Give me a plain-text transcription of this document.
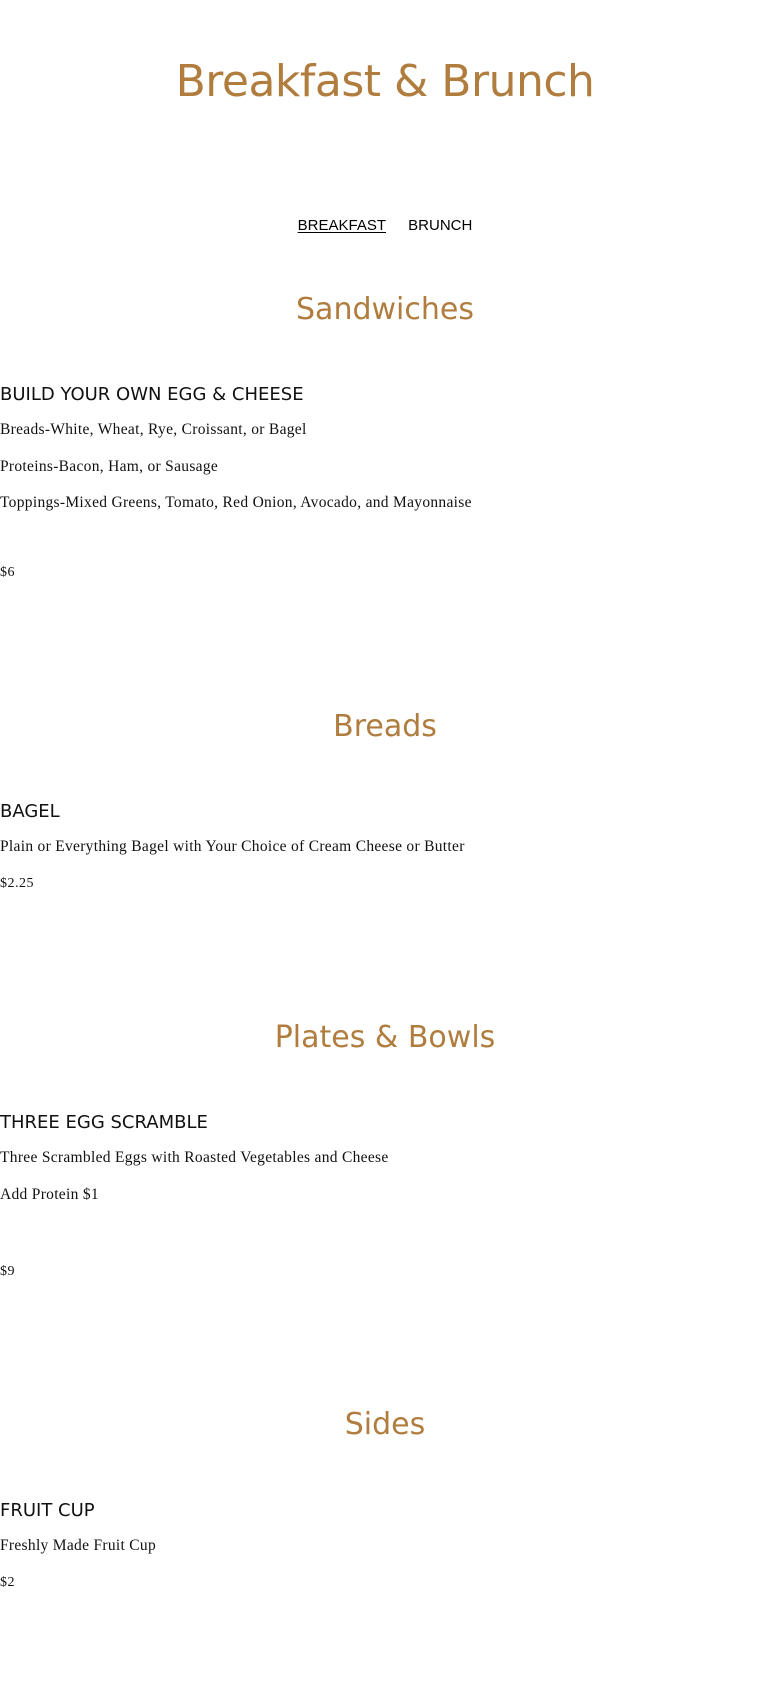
Breakfast & Brunch
BREAKFAST BRUNCH
Sandwiches
BUILD YOUR OWN EGG & CHEESE

Breads-White, Wheat, Rye, Croissant, or Bagel

Proteins-Bacon, Ham, or Sausage

Toppings-Mixed Greens, Tomato, Red Onion, Avocado, and Mayonnaise

$6

Breads
BAGEL

Plain or Everything Bagel with Your Choice of Cream Cheese or Butter

$2.25

Plates & Bowls
THREE EGG SCRAMBLE

Three Scrambled Eggs with Roasted Vegetables and Cheese

Add Protein $1

$9

Sides
FRUIT CUP

Freshly Made Fruit Cup

$2
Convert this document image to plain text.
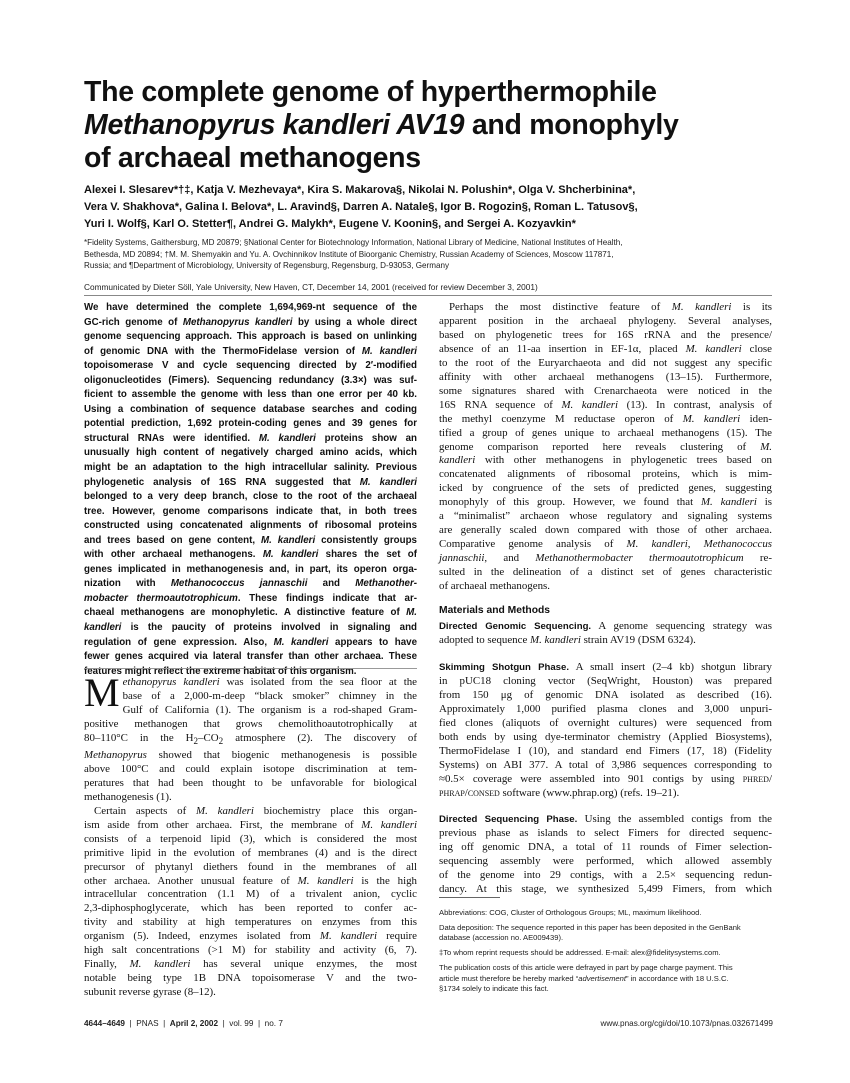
The complete genome of hyperthermophile
Methanopyrus kandleri AV19 and monophyly
of archaeal methanogens
Alexei I. Slesarev*†‡, Katja V. Mezhevaya*, Kira S. Makarova§, Nikolai N. Polushin*, Olga V. Shcherbinina*,
Vera V. Shakhova*, Galina I. Belova*, L. Aravind§, Darren A. Natale§, Igor B. Rogozin§, Roman L. Tatusov§,
Yuri I. Wolf§, Karl O. Stetter¶, Andrei G. Malykh*, Eugene V. Koonin§, and Sergei A. Kozyavkin*
*Fidelity Systems, Gaithersburg, MD 20879; §National Center for Biotechnology Information, National Library of Medicine, National Institutes of Health,
Bethesda, MD 20894; †M. M. Shemyakin and Yu. A. Ovchinnikov Institute of Bioorganic Chemistry, Russian Academy of Sciences, Moscow 117871,
Russia; and ¶Department of Microbiology, University of Regensburg, Regensburg, D-93053, Germany
Communicated by Dieter Söll, Yale University, New Haven, CT, December 14, 2001 (received for review December 3, 2001)
We have determined the complete 1,694,969-nt sequence of the
GC-rich genome of Methanopyrus kandleri by using a whole direct
genome sequencing approach. This approach is based on unlinking
of genomic DNA with the ThermoFidelase version of M. kandleri
topoisomerase V and cycle sequencing directed by 2′-modified
oligonucleotides (Fimers). Sequencing redundancy (3.3×) was suf-
ficient to assemble the genome with less than one error per 40 kb.
Using a combination of sequence database searches and coding
potential prediction, 1,692 protein-coding genes and 39 genes for
structural RNAs were identified. M. kandleri proteins show an
unusually high content of negatively charged amino acids, which
might be an adaptation to the high intracellular salinity. Previous
phylogenetic analysis of 16S RNA suggested that M. kandleri
belonged to a very deep branch, close to the root of the archaeal
tree. However, genome comparisons indicate that, in both trees
constructed using concatenated alignments of ribosomal proteins
and trees based on gene content, M. kandleri consistently groups
with other archaeal methanogens. M. kandleri shares the set of
genes implicated in methanogenesis and, in part, its operon orga-
nization with Methanococcus jannaschii and Methanother-
mobacter thermoautotrophicum. These findings indicate that ar-
chaeal methanogens are monophyletic. A distinctive feature of M.
kandleri is the paucity of proteins involved in signaling and
regulation of gene expression. Also, M. kandleri appears to have
fewer genes acquired via lateral transfer than other archaea. These
features might reflect the extreme habitat of this organism.
M ethanopyrus kandleri was isolated from the sea floor at the
base of a 2,000-m-deep “black smoker” chimney in the
Gulf of California (1). The organism is a rod-shaped Gram-
positive methanogen that grows chemolithoautotrophically at
80–110°C in the $H_2-CO_2$ atmosphere (2). The discovery of
Methanopyrus showed that biogenic methanogenesis is possible
above 100°C and could explain isotope discrimination at tem-
peratures that had been thought to be unfavorable for biological
methanogenesis (1).
Certain aspects of M. kandleri biochemistry place this organ-
ism aside from other archaea. First, the membrane of M. kandleri
consists of a terpenoid lipid (3), which is considered the most
primitive lipid in the evolution of membranes (4) and is the direct
precursor of phytanyl diethers found in the membranes of all
other archaea. Another unusual feature of M. kandleri is the high
intracellular concentration (1.1 M) of a trivalent anion, cyclic
2,3-diphosphoglycerate, which has been reported to confer ac-
tivity and stability at high temperatures on enzymes from this
organism (5). Indeed, enzymes isolated from M. kandleri require
high salt concentrations (>1 M) for stability and activity (6, 7).
Finally, M. kandleri has several unique enzymes, the most
notable being type 1B DNA topoisomerase V and the two-
subunit reverse gyrase (8–12).
Perhaps the most distinctive feature of M. kandleri is its
apparent position in the archaeal phylogeny. Several analyses,
based on phylogenetic trees for 16S rRNA and the presence/
absence of an 11-aa insertion in EF-1α, placed M. kandleri close
to the root of the Euryarchaeota and did not suggest any specific
affinity with other archaeal methanogens (13–15). Furthermore,
some signatures shared with Crenarchaeota were noticed in the
16S RNA sequence of M. kandleri (13). In contrast, analysis of
the methyl coenzyme M reductase operon of M. kandleri iden-
tified a group of genes unique to archaeal methanogens (15). The
genome comparison reported here reveals clustering of M.
kandleri with other methanogens in phylogenetic trees based on
concatenated alignments of ribosomal proteins, which is mim-
icked by congruence of the sets of predicted genes, suggesting
monophyly of this group. However, we found that M. kandleri is
a “minimalist” archaeon whose regulatory and signaling systems
are generally scaled down compared with those of other archaea.
Comparative genome analysis of M. kandleri, Methanococcus
jannaschii, and Methanothermobacter thermoautotrophicum re-
sulted in the delineation of a distinct set of genes characteristic
of archaeal methanogens.
Materials and Methods
Directed Genomic Sequencing. A genome sequencing strategy was
adopted to sequence M. kandleri strain AV19 (DSM 6324).
Skimming Shotgun Phase. A small insert (2–4 kb) shotgun library
in pUC18 cloning vector (SeqWright, Houston) was prepared
from 150 μg of genomic DNA isolated as described (16).
Approximately 1,000 purified plasma clones and 3,000 unpuri-
fied clones (aliquots of overnight cultures) were sequenced from
both ends by using dye-terminator chemistry (Applied Biosystems),
ThermoFidelase I (10), and standard end Fimers (17, 18) (Fidelity
Systems) on ABI 377. A total of 3,986 sequences corresponding to
≈0.5× coverage were assembled into 901 contigs by using phred/
phrap/consed software (www.phrap.org) (refs. 19–21).
Directed Sequencing Phase. Using the assembled contigs from the
previous phase as islands to select Fimers for directed sequenc-
ing off genomic DNA, a total of 11 rounds of Fimer selection-
sequencing assembly were performed, which allowed assembly
of the genome into 29 contigs, with a 2.5× sequencing redun-
dancy. At this stage, we synthesized 5,499 Fimers, from which

Abbreviations: COG, Cluster of Orthologous Groups; ML, maximum likelihood.

Data deposition: The sequence reported in this paper has been deposited in the GenBank
database (accession no. AE009439).

‡To whom reprint requests should be addressed. E-mail: alex@fidelitysystems.com.

The publication costs of this article were defrayed in part by page charge payment. This
article must therefore be hereby marked “advertisement” in accordance with 18 U.S.C.
§1734 solely to indicate this fact.

4644–4649  |  PNAS  |  April 2, 2002  |  vol. 99  |  no. 7	www.pnas.org/cgi/doi/10.1073/pnas.032671499
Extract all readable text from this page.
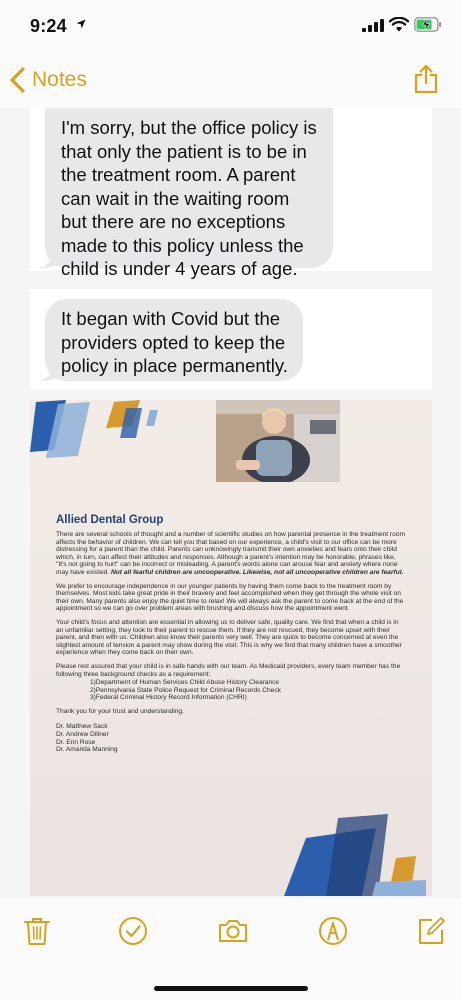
9:24
Notes
I'm sorry, but the office policy is that only the patient is to be in the treatment room. A parent can wait in the waiting room but there are no exceptions made to this policy unless the child is under 4 years of age.
It began with Covid but the providers opted to keep the policy in place permanently.
Allied Dental Group

There are several schools of thought and a number of scientific studies on how parental presence in the treatment room affects the behavior of children. We can tell you that based on our experience, a child's visit to our office can be more distressing for a parent than the child. Parents can unknowingly transmit their own anxieties and fears onto their child which, in turn, can affect their attitudes and responses. Although a parent's intention may be honorable, phrases like, "It's not going to hurt" can be incorrect or misleading. A parent's words alone can arouse fear and anxiety where none may have existed. Not all fearful children are uncooperative. Likewise, not all uncooperative children are fearful.

We prefer to encourage independence in our younger patients by having them come back to the treatment room by themselves. Most kids take great pride in their bravery and feel accomplished when they get through the whole visit on their own. Many parents also enjoy the quiet time to relax! We will always ask the parent to come back at the end of the appointment so we can go over problem areas with brushing and discuss how the appointment went.

Your child's focus and attention are essential in allowing us to deliver safe, quality care. We find that when a child is in an unfamiliar setting, they look to their parent to rescue them. If they are not rescued, they become upset with their parent, and then with us. Children also know their parents very well. They are quick to become concerned at even the slightest amount of tension a parent may show during the visit. This is why we find that many children have a smoother experience when they come back on their own.

Please rest assured that your child is in safe hands with our team. As Medicaid providers, every team member has the following three background checks as a requirement:

1)Department of Human Services Child Abuse History Clearance
2)Pennsylvania State Police Request for Criminal Records Check
3)Federal Criminal History Record Information (CHRI)

Thank you for your trust and understanding.

Dr. Matthew Sack
Dr. Andrew Dillner
Dr. Erin Rose
Dr. Amanda Manning
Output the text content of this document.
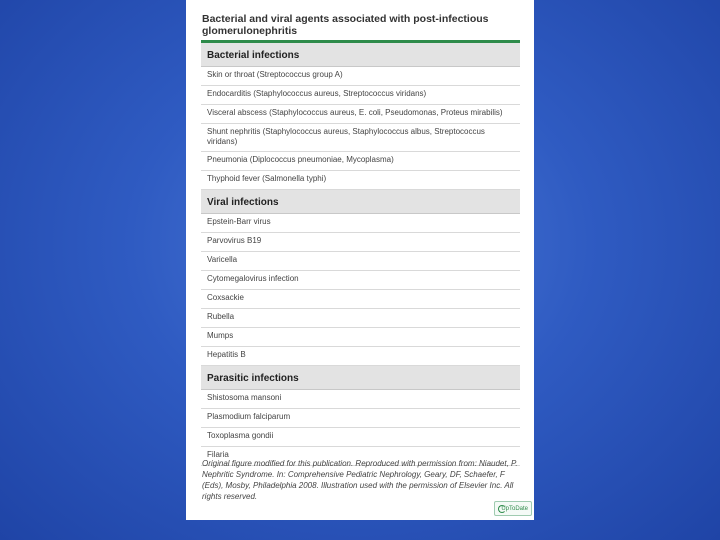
Bacterial and viral agents associated with post-infectious glomerulonephritis
Bacterial infections
Skin or throat (Streptococcus group A)
Endocarditis (Staphylococcus aureus, Streptococcus viridans)
Visceral abscess (Staphylococcus aureus, E. coli, Pseudomonas, Proteus mirabilis)
Shunt nephritis (Staphylococcus aureus, Staphylococcus albus, Streptococcus viridans)
Pneumonia (Diplococcus pneumoniae, Mycoplasma)
Thyphoid fever (Salmonella typhi)
Viral infections
Epstein-Barr virus
Parvovirus B19
Varicella
Cytomegalovirus infection
Coxsackie
Rubella
Mumps
Hepatitis B
Parasitic infections
Shistosoma mansoni
Plasmodium falciparum
Toxoplasma gondii
Filaria
Original figure modified for this publication. Reproduced with permission from: Niaudet, P. Nephritic Syndrome. In: Comprehensive Pediatric Nephrology, Geary, DF, Schaefer, F (Eds), Mosby, Philadelphia 2008. Illustration used with the permission of Elsevier Inc. All rights reserved.
UpToDate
________________________________________
▸ **Aim of the task**: Find each line above with the string "Bacterial", then report how many there are. Write only the number.

▸ **Exercise answer**: 2